START
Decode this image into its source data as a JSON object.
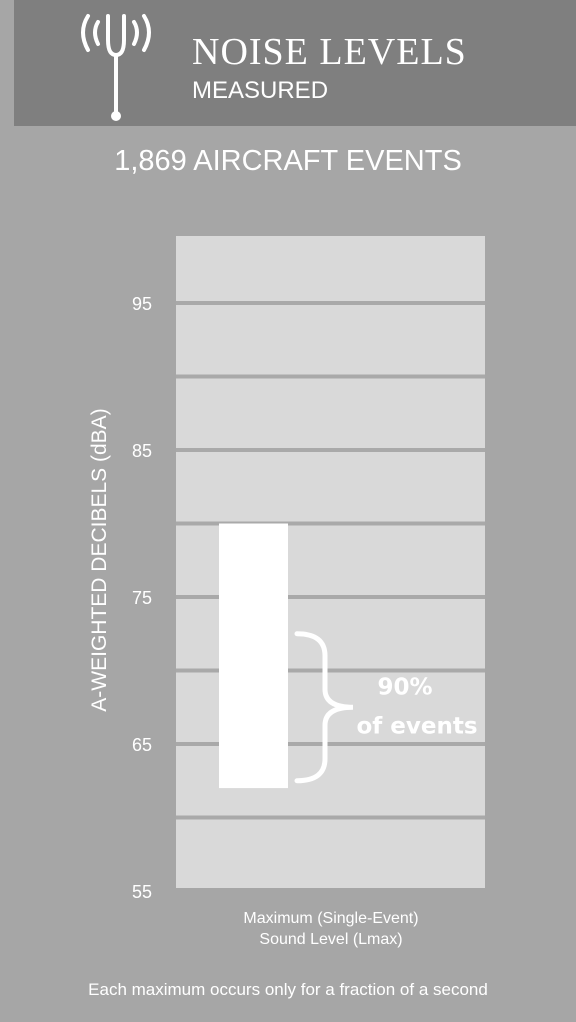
{
  "header": {
    "title": "NOISE LEVELS",
    "subtitle": "MEASURED",
    "icon": "tuning-fork-broadcast-icon"
  },
  "events_count": "1,869 AIRCRAFT EVENTS",
  "footnote": "Each maximum occurs only for a fraction of a second",
  "colors": {
    "header_bg": "#7f7f7f",
    "page_bg": "#a6a6a6",
    "plot_bg": "#d9d9d9",
    "bar": "#ffffff"
  },
  "chart_data": {
    "type": "bar",
    "categories": [
      "Maximum  (Single-Event)\nSound  Level  (Lmax)"
    ],
    "range_bar": {
      "low": 62,
      "high": 80
    },
    "ylabel": "A-WEIGHTED DECIBELS (dBA)",
    "xlabel_lines": [
      "Maximum  (Single-Event)",
      "Sound  Level  (Lmax)"
    ],
    "ylim": [
      55,
      100
    ],
    "yticks": [
      55,
      65,
      75,
      85,
      95
    ],
    "gridlines": [
      60,
      65,
      70,
      75,
      80,
      85,
      90,
      95
    ],
    "grid": true,
    "annotation": {
      "lines": [
        "90%",
        "of events"
      ],
      "low": 62.5,
      "high": 72.5
    }
  }
}
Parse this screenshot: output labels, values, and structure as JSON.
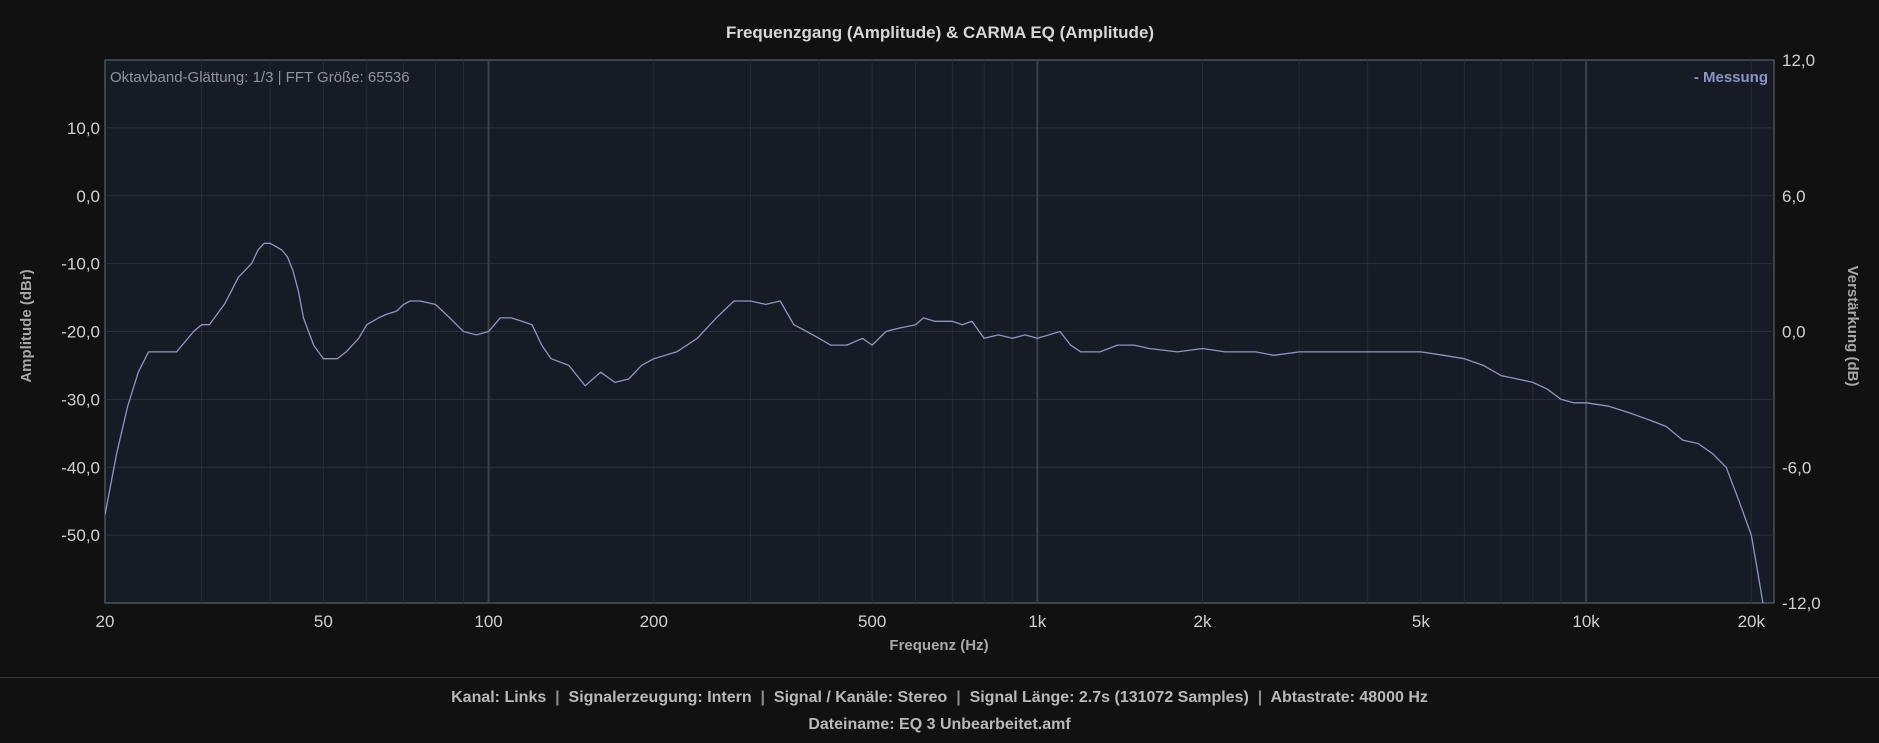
{
  "chart_data": {
    "type": "line",
    "title": "Frequenzgang (Amplitude) & CARMA EQ (Amplitude)",
    "annotation": "Oktavband-Glättung: 1/3 | FFT Größe: 65536",
    "xlabel": "Frequenz (Hz)",
    "ylabel": "Amplitude (dBr)",
    "y2label": "Verstärkung (dB)",
    "x_scale": "log",
    "xlim": [
      20,
      22000
    ],
    "ylim": [
      -60,
      20
    ],
    "y2lim": [
      -12,
      12
    ],
    "x_ticks": [
      20,
      50,
      100,
      200,
      500,
      1000,
      2000,
      5000,
      10000,
      20000
    ],
    "x_tick_labels": [
      "20",
      "50",
      "100",
      "200",
      "500",
      "1k",
      "2k",
      "5k",
      "10k",
      "20k"
    ],
    "y_ticks": [
      10,
      0,
      -10,
      -20,
      -30,
      -40,
      -50
    ],
    "y_tick_labels": [
      "10,0",
      "0,0",
      "-10,0",
      "-20,0",
      "-30,0",
      "-40,0",
      "-50,0"
    ],
    "y2_ticks": [
      12,
      6,
      0,
      -6,
      -12
    ],
    "y2_tick_labels": [
      "12,0",
      "6,0",
      "0,0",
      "-6,0",
      "-12,0"
    ],
    "grid": true,
    "legend_position": "top-right",
    "colors": {
      "line": "#8e96be",
      "legend": "#8d94c6",
      "plot_bg": "#161b26",
      "page_bg": "#111111",
      "grid": "#2b313c"
    },
    "series": [
      {
        "name": "- Messung",
        "x": [
          20,
          21,
          22,
          23,
          24,
          25,
          27,
          29,
          30,
          31,
          33,
          34,
          35,
          37,
          38,
          39,
          40,
          41,
          42,
          43,
          44,
          45,
          46,
          48,
          50,
          53,
          55,
          58,
          60,
          63,
          65,
          68,
          70,
          72,
          75,
          80,
          85,
          90,
          95,
          100,
          105,
          110,
          115,
          120,
          125,
          130,
          140,
          150,
          160,
          170,
          180,
          190,
          200,
          210,
          220,
          230,
          240,
          260,
          280,
          300,
          320,
          340,
          360,
          380,
          400,
          420,
          450,
          480,
          500,
          530,
          560,
          600,
          620,
          650,
          700,
          730,
          760,
          800,
          850,
          900,
          950,
          1000,
          1050,
          1100,
          1150,
          1200,
          1300,
          1400,
          1500,
          1600,
          1800,
          2000,
          2200,
          2500,
          2700,
          3000,
          3300,
          3600,
          4000,
          4500,
          5000,
          5500,
          6000,
          6500,
          7000,
          7500,
          8000,
          8500,
          9000,
          9500,
          10000,
          11000,
          12000,
          13000,
          14000,
          15000,
          16000,
          17000,
          18000,
          19000,
          20000,
          20500,
          21000
        ],
        "y": [
          -47,
          -38,
          -31,
          -26,
          -23,
          -23,
          -23,
          -20,
          -19,
          -19,
          -16,
          -14,
          -12,
          -10,
          -8,
          -7,
          -7,
          -7.5,
          -8,
          -9,
          -11,
          -14,
          -18,
          -22,
          -24,
          -24,
          -23,
          -21,
          -19,
          -18,
          -17.5,
          -17,
          -16,
          -15.5,
          -15.5,
          -16,
          -18,
          -20,
          -20.5,
          -20,
          -18,
          -18,
          -18.5,
          -19,
          -22,
          -24,
          -25,
          -28,
          -26,
          -27.5,
          -27,
          -25,
          -24,
          -23.5,
          -23,
          -22,
          -21,
          -18,
          -15.5,
          -15.5,
          -16,
          -15.5,
          -19,
          -20,
          -21,
          -22,
          -22,
          -21,
          -22,
          -20,
          -19.5,
          -19,
          -18,
          -18.5,
          -18.5,
          -19,
          -18.5,
          -21,
          -20.5,
          -21,
          -20.5,
          -21,
          -20.5,
          -20,
          -22,
          -23,
          -23,
          -22,
          -22,
          -22.5,
          -23,
          -22.5,
          -23,
          -23,
          -23.5,
          -23,
          -23,
          -23,
          -23,
          -23,
          -23,
          -23.5,
          -24,
          -25,
          -26.5,
          -27,
          -27.5,
          -28.5,
          -30,
          -30.5,
          -30.5,
          -31,
          -32,
          -33,
          -34,
          -36,
          -36.5,
          -38,
          -40,
          -45,
          -50,
          -55,
          -60
        ]
      }
    ]
  },
  "footer": {
    "kanal": "Kanal: Links",
    "signalerzeugung": "Signalerzeugung: Intern",
    "signal_kanaele": "Signal / Kanäle: Stereo",
    "signal_laenge": "Signal Länge: 2.7s (131072 Samples)",
    "abtastrate": "Abtastrate: 48000 Hz",
    "sep": "|",
    "dateiname": "Dateiname: EQ 3 Unbearbeitet.amf"
  }
}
END
GOAL> Pull out each line of the entries that contains "Single".

EXERCISE ANSWER>
      "Maximum  (Single-Event)\nSound  Level  (Lmax)"
      "Maximum  (Single-Event)",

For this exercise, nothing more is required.